-- Written request --
Rewrite these rows with every "Ver todos" changed to "See all" and everything else kept the same. Leave the pictures out of your answer.

-- start Record excerpts --

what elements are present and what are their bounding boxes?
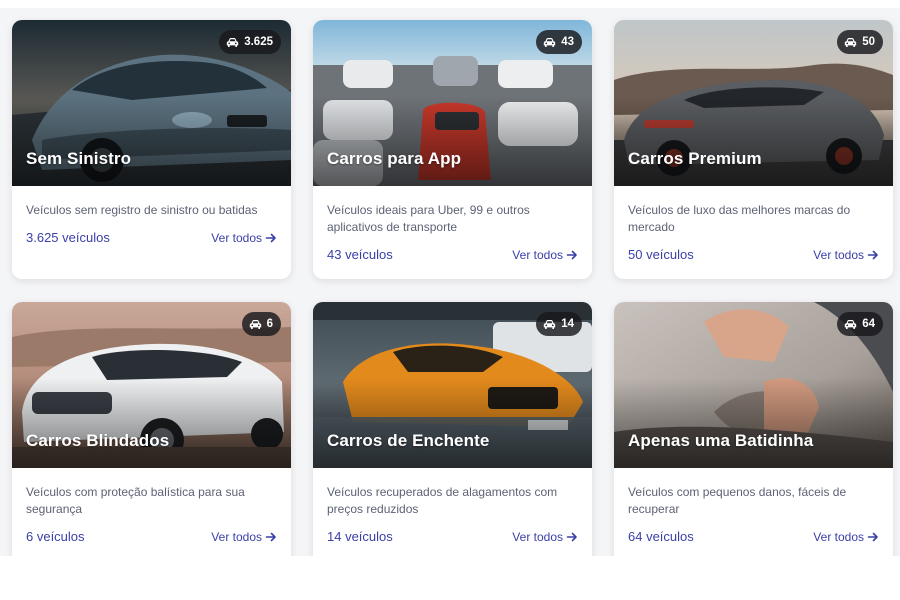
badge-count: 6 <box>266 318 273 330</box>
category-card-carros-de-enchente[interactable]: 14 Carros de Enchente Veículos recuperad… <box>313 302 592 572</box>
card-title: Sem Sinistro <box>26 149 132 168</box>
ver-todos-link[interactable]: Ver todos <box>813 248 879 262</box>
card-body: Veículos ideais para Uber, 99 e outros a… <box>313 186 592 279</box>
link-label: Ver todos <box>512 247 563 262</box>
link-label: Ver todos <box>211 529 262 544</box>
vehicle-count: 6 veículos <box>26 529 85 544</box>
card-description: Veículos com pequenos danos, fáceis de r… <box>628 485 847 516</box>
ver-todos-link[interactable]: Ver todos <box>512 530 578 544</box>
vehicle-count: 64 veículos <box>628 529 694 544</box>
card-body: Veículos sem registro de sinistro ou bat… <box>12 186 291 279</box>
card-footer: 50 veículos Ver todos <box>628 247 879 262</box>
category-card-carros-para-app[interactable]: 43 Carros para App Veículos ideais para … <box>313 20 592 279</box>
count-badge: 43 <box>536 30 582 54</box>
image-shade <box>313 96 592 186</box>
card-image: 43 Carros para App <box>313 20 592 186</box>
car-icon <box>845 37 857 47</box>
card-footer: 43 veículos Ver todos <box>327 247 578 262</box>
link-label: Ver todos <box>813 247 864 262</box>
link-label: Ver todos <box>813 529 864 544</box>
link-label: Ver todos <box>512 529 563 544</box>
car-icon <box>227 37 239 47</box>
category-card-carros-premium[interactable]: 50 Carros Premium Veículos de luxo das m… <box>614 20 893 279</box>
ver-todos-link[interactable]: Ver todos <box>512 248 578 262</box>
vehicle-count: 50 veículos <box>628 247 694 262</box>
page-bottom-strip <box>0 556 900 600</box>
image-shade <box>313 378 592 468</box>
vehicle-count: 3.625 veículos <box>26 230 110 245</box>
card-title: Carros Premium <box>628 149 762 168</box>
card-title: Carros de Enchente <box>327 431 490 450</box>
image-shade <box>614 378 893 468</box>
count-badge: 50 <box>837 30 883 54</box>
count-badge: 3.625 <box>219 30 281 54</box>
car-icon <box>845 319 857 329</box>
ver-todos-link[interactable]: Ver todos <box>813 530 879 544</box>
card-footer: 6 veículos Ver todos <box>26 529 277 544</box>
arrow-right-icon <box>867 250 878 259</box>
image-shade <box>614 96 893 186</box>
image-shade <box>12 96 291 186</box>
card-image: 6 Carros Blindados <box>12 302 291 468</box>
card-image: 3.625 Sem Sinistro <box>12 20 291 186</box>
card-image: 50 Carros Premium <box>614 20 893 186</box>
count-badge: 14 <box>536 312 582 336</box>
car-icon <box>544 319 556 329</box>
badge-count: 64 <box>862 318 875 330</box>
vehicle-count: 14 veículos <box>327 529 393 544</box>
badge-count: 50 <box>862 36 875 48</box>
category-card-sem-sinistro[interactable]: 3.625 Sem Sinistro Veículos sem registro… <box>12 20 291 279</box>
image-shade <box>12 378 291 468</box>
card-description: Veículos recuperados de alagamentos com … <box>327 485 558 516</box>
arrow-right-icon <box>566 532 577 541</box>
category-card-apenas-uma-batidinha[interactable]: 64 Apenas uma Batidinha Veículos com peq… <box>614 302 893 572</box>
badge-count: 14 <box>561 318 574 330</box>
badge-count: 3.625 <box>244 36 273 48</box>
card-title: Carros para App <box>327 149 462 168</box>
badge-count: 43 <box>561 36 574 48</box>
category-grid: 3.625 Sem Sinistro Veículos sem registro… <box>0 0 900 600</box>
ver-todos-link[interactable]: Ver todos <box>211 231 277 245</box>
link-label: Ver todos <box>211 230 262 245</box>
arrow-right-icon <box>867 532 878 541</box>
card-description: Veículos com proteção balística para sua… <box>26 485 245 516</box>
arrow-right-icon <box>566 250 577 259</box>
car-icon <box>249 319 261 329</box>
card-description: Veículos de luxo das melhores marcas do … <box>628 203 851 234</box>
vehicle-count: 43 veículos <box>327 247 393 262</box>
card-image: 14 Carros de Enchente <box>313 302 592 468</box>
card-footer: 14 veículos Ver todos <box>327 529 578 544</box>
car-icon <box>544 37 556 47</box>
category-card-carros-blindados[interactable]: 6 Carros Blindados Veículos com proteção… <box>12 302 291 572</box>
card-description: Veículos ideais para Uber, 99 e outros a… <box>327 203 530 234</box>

-- end Record excerpts --

-- Correct result --
what elements are present and what are their bounding boxes?
badge-count: 6 <box>266 318 273 330</box>
category-card-carros-de-enchente[interactable]: 14 Carros de Enchente Veículos recuperad… <box>313 302 592 572</box>
card-title: Sem Sinistro <box>26 149 132 168</box>
ver-todos-link[interactable]: See all <box>813 248 879 262</box>
card-body: Veículos ideais para Uber, 99 e outros a… <box>313 186 592 279</box>
link-label: See all <box>512 247 563 262</box>
link-label: See all <box>211 529 262 544</box>
vehicle-count: 6 veículos <box>26 529 85 544</box>
card-description: Veículos com pequenos danos, fáceis de r… <box>628 485 847 516</box>
ver-todos-link[interactable]: See all <box>512 530 578 544</box>
vehicle-count: 64 veículos <box>628 529 694 544</box>
card-body: Veículos sem registro de sinistro ou bat… <box>12 186 291 279</box>
card-footer: 50 veículos See all <box>628 247 879 262</box>
category-card-carros-para-app[interactable]: 43 Carros para App Veículos ideais para … <box>313 20 592 279</box>
count-badge: 43 <box>536 30 582 54</box>
image-shade <box>313 96 592 186</box>
card-image: 43 Carros para App <box>313 20 592 186</box>
car-icon <box>845 37 857 47</box>
card-footer: 43 veículos See all <box>327 247 578 262</box>
link-label: See all <box>813 247 864 262</box>
link-label: See all <box>813 529 864 544</box>
link-label: See all <box>512 529 563 544</box>
car-icon <box>227 37 239 47</box>
category-card-carros-premium[interactable]: 50 Carros Premium Veículos de luxo das m… <box>614 20 893 279</box>
ver-todos-link[interactable]: See all <box>512 248 578 262</box>
vehicle-count: 50 veículos <box>628 247 694 262</box>
page-bottom-strip <box>0 556 900 600</box>
image-shade <box>313 378 592 468</box>
vehicle-count: 3.625 veículos <box>26 230 110 245</box>
card-title: Carros Premium <box>628 149 762 168</box>
card-title: Carros de Enchente <box>327 431 490 450</box>
image-shade <box>614 378 893 468</box>
count-badge: 50 <box>837 30 883 54</box>
count-badge: 3.625 <box>219 30 281 54</box>
car-icon <box>845 319 857 329</box>
ver-todos-link[interactable]: See all <box>813 530 879 544</box>
card-footer: 6 veículos See all <box>26 529 277 544</box>
arrow-right-icon <box>867 250 878 259</box>
image-shade <box>614 96 893 186</box>
image-shade <box>12 96 291 186</box>
card-image: 6 Carros Blindados <box>12 302 291 468</box>
card-image: 3.625 Sem Sinistro <box>12 20 291 186</box>
card-image: 50 Carros Premium <box>614 20 893 186</box>
count-badge: 14 <box>536 312 582 336</box>
car-icon <box>544 319 556 329</box>
badge-count: 64 <box>862 318 875 330</box>
vehicle-count: 14 veículos <box>327 529 393 544</box>
badge-count: 50 <box>862 36 875 48</box>
category-card-sem-sinistro[interactable]: 3.625 Sem Sinistro Veículos sem registro… <box>12 20 291 279</box>
image-shade <box>12 378 291 468</box>
card-description: Veículos recuperados de alagamentos com … <box>327 485 558 516</box>
arrow-right-icon <box>566 532 577 541</box>
category-card-apenas-uma-batidinha[interactable]: 64 Apenas uma Batidinha Veículos com peq… <box>614 302 893 572</box>
badge-count: 14 <box>561 318 574 330</box>
badge-count: 3.625 <box>244 36 273 48</box>
card-title: Carros para App <box>327 149 462 168</box>
badge-count: 43 <box>561 36 574 48</box>
category-grid: 3.625 Sem Sinistro Veículos sem registro… <box>0 0 900 600</box>
ver-todos-link[interactable]: See all <box>211 231 277 245</box>
link-label: See all <box>211 230 262 245</box>
arrow-right-icon <box>867 532 878 541</box>
card-description: Veículos com proteção balística para sua… <box>26 485 245 516</box>
arrow-right-icon <box>566 250 577 259</box>
car-icon <box>249 319 261 329</box>
card-description: Veículos de luxo das melhores marcas do … <box>628 203 851 234</box>
vehicle-count: 43 veículos <box>327 247 393 262</box>
card-image: 14 Carros de Enchente <box>313 302 592 468</box>
card-footer: 14 veículos See all <box>327 529 578 544</box>
car-icon <box>544 37 556 47</box>
category-card-carros-blindados[interactable]: 6 Carros Blindados Veículos com proteção… <box>12 302 291 572</box>
card-description: Veículos ideais para Uber, 99 e outros a… <box>327 203 530 234</box>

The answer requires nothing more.